**Task requirements:** Pictures don't belong in the copy; print all the records exactly.

— Begin Extracted entries —

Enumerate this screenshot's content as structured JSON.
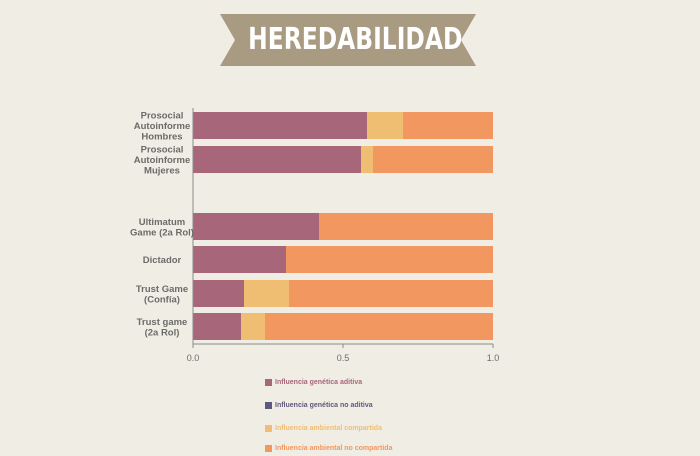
{
  "header": {
    "title": "HEREDABILIDAD"
  },
  "colors": {
    "background": "#f0ede4",
    "banner": "#a99a82",
    "genetic_additive": "#a8667a",
    "genetic_non_additive": "#5e5a7e",
    "shared_environment": "#f0be72",
    "non_shared_environment": "#f2975f",
    "axis": "#8a8a8a",
    "label": "#6b6b6b"
  },
  "chart_data": {
    "type": "bar",
    "orientation": "horizontal",
    "stacked": true,
    "categories": [
      [
        "Prosocial",
        "Autoinforme",
        "Hombres"
      ],
      [
        "Prosocial",
        "Autoinforme",
        "Mujeres"
      ],
      [],
      [
        "Ultimatum",
        "Game (2a Rol)"
      ],
      [
        "Dictador"
      ],
      [
        "Trust Game",
        "(Confía)"
      ],
      [
        "Trust game",
        "(2a Rol)"
      ]
    ],
    "series": [
      {
        "name": "Influencia genética aditiva",
        "color_key": "genetic_additive",
        "values": [
          0.58,
          0.56,
          null,
          0.42,
          0.31,
          0.17,
          0.16
        ]
      },
      {
        "name": "Influencia genética no aditiva",
        "color_key": "genetic_non_additive",
        "values": [
          0,
          0,
          null,
          0,
          0,
          0,
          0
        ]
      },
      {
        "name": "Influencia ambiental compartida",
        "color_key": "shared_environment",
        "values": [
          0.12,
          0.04,
          null,
          0,
          0,
          0.15,
          0.08
        ]
      },
      {
        "name": "Influencia ambiental no compartida",
        "color_key": "non_shared_environment",
        "values": [
          0.3,
          0.4,
          null,
          0.58,
          0.69,
          0.68,
          0.76
        ]
      }
    ],
    "xlim": [
      0,
      1
    ],
    "xticks": [
      "0.0",
      "0.5",
      "1.0"
    ],
    "xlabel": "",
    "ylabel": "",
    "grid": false,
    "legend_position": "bottom"
  }
}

— End Extracted entries —

**Result for this exercise:**
Enumerate this screenshot's content as structured JSON.
{
  "header": {
    "title": "HEREDABILIDAD"
  },
  "colors": {
    "background": "#f0ede4",
    "banner": "#a99a82",
    "genetic_additive": "#a8667a",
    "genetic_non_additive": "#5e5a7e",
    "shared_environment": "#f0be72",
    "non_shared_environment": "#f2975f",
    "axis": "#8a8a8a",
    "label": "#6b6b6b"
  },
  "chart_data": {
    "type": "bar",
    "orientation": "horizontal",
    "stacked": true,
    "categories": [
      [
        "Prosocial",
        "Autoinforme",
        "Hombres"
      ],
      [
        "Prosocial",
        "Autoinforme",
        "Mujeres"
      ],
      [],
      [
        "Ultimatum",
        "Game (2a Rol)"
      ],
      [
        "Dictador"
      ],
      [
        "Trust Game",
        "(Confía)"
      ],
      [
        "Trust game",
        "(2a Rol)"
      ]
    ],
    "series": [
      {
        "name": "Influencia genética aditiva",
        "color_key": "genetic_additive",
        "values": [
          0.58,
          0.56,
          null,
          0.42,
          0.31,
          0.17,
          0.16
        ]
      },
      {
        "name": "Influencia genética no aditiva",
        "color_key": "genetic_non_additive",
        "values": [
          0,
          0,
          null,
          0,
          0,
          0,
          0
        ]
      },
      {
        "name": "Influencia ambiental compartida",
        "color_key": "shared_environment",
        "values": [
          0.12,
          0.04,
          null,
          0,
          0,
          0.15,
          0.08
        ]
      },
      {
        "name": "Influencia ambiental no compartida",
        "color_key": "non_shared_environment",
        "values": [
          0.3,
          0.4,
          null,
          0.58,
          0.69,
          0.68,
          0.76
        ]
      }
    ],
    "xlim": [
      0,
      1
    ],
    "xticks": [
      "0.0",
      "0.5",
      "1.0"
    ],
    "xlabel": "",
    "ylabel": "",
    "grid": false,
    "legend_position": "bottom"
  }
}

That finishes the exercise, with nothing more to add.